# [What is needed]
Only the lines from the one containing "Convert this document image to plain text." to the end of the records belong in the output; print them exactly.

━━━━━ Data section ━━━━━

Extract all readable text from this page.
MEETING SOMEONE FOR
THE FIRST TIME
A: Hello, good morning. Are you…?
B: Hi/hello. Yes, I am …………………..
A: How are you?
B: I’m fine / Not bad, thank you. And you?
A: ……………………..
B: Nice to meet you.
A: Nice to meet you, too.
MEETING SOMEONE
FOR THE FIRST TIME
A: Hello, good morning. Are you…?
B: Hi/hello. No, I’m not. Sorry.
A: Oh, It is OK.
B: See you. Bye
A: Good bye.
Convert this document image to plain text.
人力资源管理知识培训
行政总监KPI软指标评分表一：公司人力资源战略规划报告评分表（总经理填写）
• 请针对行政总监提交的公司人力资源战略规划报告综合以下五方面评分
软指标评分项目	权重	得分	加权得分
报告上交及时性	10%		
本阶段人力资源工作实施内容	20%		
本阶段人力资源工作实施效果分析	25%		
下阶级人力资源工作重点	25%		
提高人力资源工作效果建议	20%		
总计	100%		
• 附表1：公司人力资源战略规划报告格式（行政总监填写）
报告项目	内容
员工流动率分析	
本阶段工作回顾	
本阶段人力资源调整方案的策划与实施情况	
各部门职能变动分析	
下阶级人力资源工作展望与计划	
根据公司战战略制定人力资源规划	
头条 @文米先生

━━━━━

# [Written answer]
Convert this document image to plain text.
人力资源管理知识培训
行政总监KPI软指标评分表一：公司人力资源战略规划报告评分表（总经理填写）
• 请针对行政总监提交的公司人力资源战略规划报告综合以下五方面评分
软指标评分项目	权重	得分	加权得分
报告上交及时性	10%		
本阶段人力资源工作实施内容	20%		
本阶段人力资源工作实施效果分析	25%		
下阶级人力资源工作重点	25%		
提高人力资源工作效果建议	20%		
总计	100%		
• 附表1：公司人力资源战略规划报告格式（行政总监填写）
报告项目	内容
员工流动率分析	
本阶段工作回顾	
本阶段人力资源调整方案的策划与实施情况	
各部门职能变动分析	
下阶级人力资源工作展望与计划	
根据公司战战略制定人力资源规划	
头条 @文米先生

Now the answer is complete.